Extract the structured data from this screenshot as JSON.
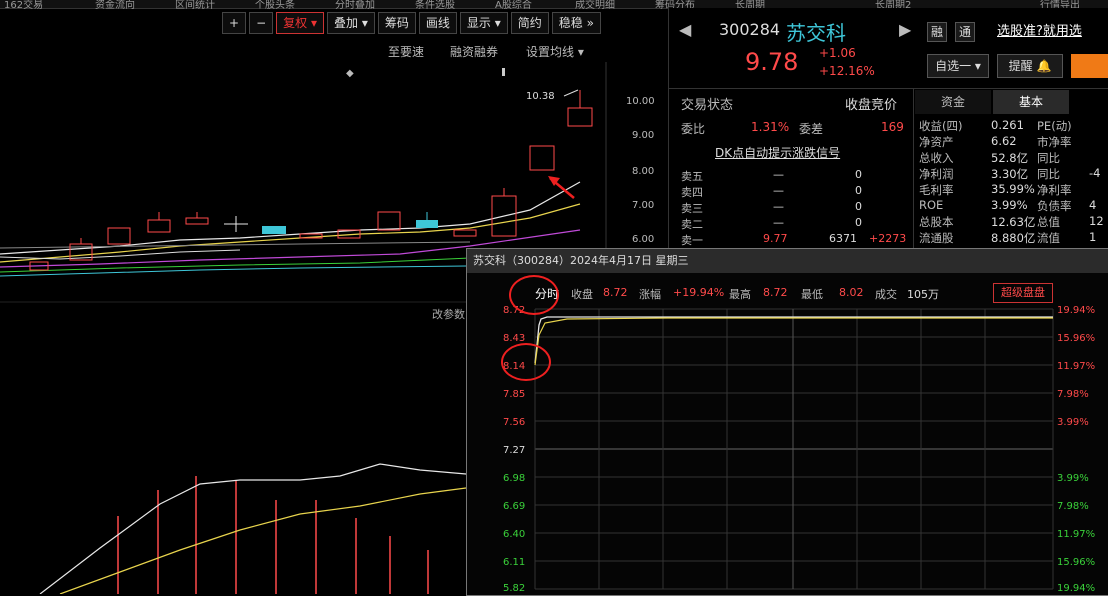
{
  "topbar": {
    "items": [
      "162交易",
      "资金流向",
      "区间统计",
      "个股头条",
      "分时叠加",
      "条件选股",
      "A股综合",
      "成交明细",
      "筹码分布",
      "长周期",
      "长周期2",
      "行情导出"
    ]
  },
  "toolbar": {
    "plus": "+",
    "minus": "−",
    "fq": "复权",
    "overlay": "叠加",
    "chips": "筹码",
    "draw": "画线",
    "display": "显示",
    "simple": "简约",
    "more": "稳稳",
    "more_arrow": "»"
  },
  "subtoolbar": {
    "a": "至要速",
    "b": "融资融券",
    "c": "设置均线"
  },
  "main_chart": {
    "high_label": "10.38",
    "price_axis": [
      "10.00",
      "9.00",
      "8.00",
      "7.00",
      "6.00"
    ],
    "bottom_label": "改参数"
  },
  "stock": {
    "code": "300284",
    "name": "苏交科",
    "price": "9.78",
    "change": "+1.06",
    "change_pct": "+12.16%",
    "watch_btn": "自选一",
    "alert_btn": "提醒",
    "tag1": "融",
    "tag2": "通",
    "promo": "选股准?就用选"
  },
  "trade_panel": {
    "status_label": "交易状态",
    "status_value": "收盘竞价",
    "wei_label": "委比",
    "wei_value": "1.31%",
    "wei_diff_label": "委差",
    "wei_diff_value": "169",
    "signal": "DK点自动提示涨跌信号",
    "asks": [
      {
        "label": "卖五",
        "price": "—",
        "vol": "0"
      },
      {
        "label": "卖四",
        "price": "—",
        "vol": "0"
      },
      {
        "label": "卖三",
        "price": "—",
        "vol": "0"
      },
      {
        "label": "卖二",
        "price": "—",
        "vol": "0"
      },
      {
        "label": "卖一",
        "price": "9.77",
        "vol": "6371",
        "chg": "+2273"
      }
    ]
  },
  "fund_panel": {
    "tabs": [
      "资金",
      "基本"
    ],
    "rows": [
      {
        "label": "收益(四)",
        "value": "0.261",
        "label2": "PE(动)",
        "value2": ""
      },
      {
        "label": "净资产",
        "value": "6.62",
        "label2": "市净率",
        "value2": ""
      },
      {
        "label": "总收入",
        "value": "52.8亿",
        "label2": "同比",
        "value2": ""
      },
      {
        "label": "净利润",
        "value": "3.30亿",
        "label2": "同比",
        "value2": "-4"
      },
      {
        "label": "毛利率",
        "value": "35.99%",
        "label2": "净利率",
        "value2": ""
      },
      {
        "label": "ROE",
        "value": "3.99%",
        "label2": "负债率",
        "value2": "4"
      },
      {
        "label": "总股本",
        "value": "12.63亿",
        "label2": "总值",
        "value2": "12"
      },
      {
        "label": "流通股",
        "value": "8.880亿",
        "label2": "流值",
        "value2": "1"
      }
    ]
  },
  "popup": {
    "title": "苏交科（300284）2024年4月17日 星期三",
    "fenshi": "分时",
    "close_label": "收盘",
    "close_value": "8.72",
    "chg_label": "涨幅",
    "chg_value": "+19.94%",
    "high_label": "最高",
    "high_value": "8.72",
    "low_label": "最低",
    "low_value": "8.02",
    "vol_label": "成交",
    "vol_value": "105万",
    "btn": "超级盘盘",
    "left_axis": [
      "8.72",
      "8.43",
      "8.14",
      "7.85",
      "7.56",
      "7.27",
      "6.98",
      "6.69",
      "6.40",
      "6.11",
      "5.82"
    ],
    "right_axis": [
      "19.94%",
      "15.96%",
      "11.97%",
      "7.98%",
      "3.99%",
      "",
      "3.99%",
      "7.98%",
      "11.97%",
      "15.96%",
      "19.94%"
    ]
  },
  "colors": {
    "up": "#ff4a4a",
    "down": "#3ad13a",
    "accent": "#e8d44d",
    "cyan": "#3ec6d8"
  }
}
=-=-=
Omit any images, then output the listing exactly.

Extract the structured data from this screenshot as JSON.
{
  "topbar": {
    "items": [
      "162交易",
      "资金流向",
      "区间统计",
      "个股头条",
      "分时叠加",
      "条件选股",
      "A股综合",
      "成交明细",
      "筹码分布",
      "长周期",
      "长周期2",
      "行情导出"
    ]
  },
  "toolbar": {
    "plus": "+",
    "minus": "−",
    "fq": "复权",
    "overlay": "叠加",
    "chips": "筹码",
    "draw": "画线",
    "display": "显示",
    "simple": "简约",
    "more": "稳稳",
    "more_arrow": "»"
  },
  "subtoolbar": {
    "a": "至要速",
    "b": "融资融券",
    "c": "设置均线"
  },
  "main_chart": {
    "high_label": "10.38",
    "price_axis": [
      "10.00",
      "9.00",
      "8.00",
      "7.00",
      "6.00"
    ],
    "bottom_label": "改参数"
  },
  "stock": {
    "code": "300284",
    "name": "苏交科",
    "price": "9.78",
    "change": "+1.06",
    "change_pct": "+12.16%",
    "watch_btn": "自选一",
    "alert_btn": "提醒",
    "tag1": "融",
    "tag2": "通",
    "promo": "选股准?就用选"
  },
  "trade_panel": {
    "status_label": "交易状态",
    "status_value": "收盘竞价",
    "wei_label": "委比",
    "wei_value": "1.31%",
    "wei_diff_label": "委差",
    "wei_diff_value": "169",
    "signal": "DK点自动提示涨跌信号",
    "asks": [
      {
        "label": "卖五",
        "price": "—",
        "vol": "0"
      },
      {
        "label": "卖四",
        "price": "—",
        "vol": "0"
      },
      {
        "label": "卖三",
        "price": "—",
        "vol": "0"
      },
      {
        "label": "卖二",
        "price": "—",
        "vol": "0"
      },
      {
        "label": "卖一",
        "price": "9.77",
        "vol": "6371",
        "chg": "+2273"
      }
    ]
  },
  "fund_panel": {
    "tabs": [
      "资金",
      "基本"
    ],
    "rows": [
      {
        "label": "收益(四)",
        "value": "0.261",
        "label2": "PE(动)",
        "value2": ""
      },
      {
        "label": "净资产",
        "value": "6.62",
        "label2": "市净率",
        "value2": ""
      },
      {
        "label": "总收入",
        "value": "52.8亿",
        "label2": "同比",
        "value2": ""
      },
      {
        "label": "净利润",
        "value": "3.30亿",
        "label2": "同比",
        "value2": "-4"
      },
      {
        "label": "毛利率",
        "value": "35.99%",
        "label2": "净利率",
        "value2": ""
      },
      {
        "label": "ROE",
        "value": "3.99%",
        "label2": "负债率",
        "value2": "4"
      },
      {
        "label": "总股本",
        "value": "12.63亿",
        "label2": "总值",
        "value2": "12"
      },
      {
        "label": "流通股",
        "value": "8.880亿",
        "label2": "流值",
        "value2": "1"
      }
    ]
  },
  "popup": {
    "title": "苏交科（300284）2024年4月17日 星期三",
    "fenshi": "分时",
    "close_label": "收盘",
    "close_value": "8.72",
    "chg_label": "涨幅",
    "chg_value": "+19.94%",
    "high_label": "最高",
    "high_value": "8.72",
    "low_label": "最低",
    "low_value": "8.02",
    "vol_label": "成交",
    "vol_value": "105万",
    "btn": "超级盘盘",
    "left_axis": [
      "8.72",
      "8.43",
      "8.14",
      "7.85",
      "7.56",
      "7.27",
      "6.98",
      "6.69",
      "6.40",
      "6.11",
      "5.82"
    ],
    "right_axis": [
      "19.94%",
      "15.96%",
      "11.97%",
      "7.98%",
      "3.99%",
      "",
      "3.99%",
      "7.98%",
      "11.97%",
      "15.96%",
      "19.94%"
    ]
  },
  "colors": {
    "up": "#ff4a4a",
    "down": "#3ad13a",
    "accent": "#e8d44d",
    "cyan": "#3ec6d8"
  }
}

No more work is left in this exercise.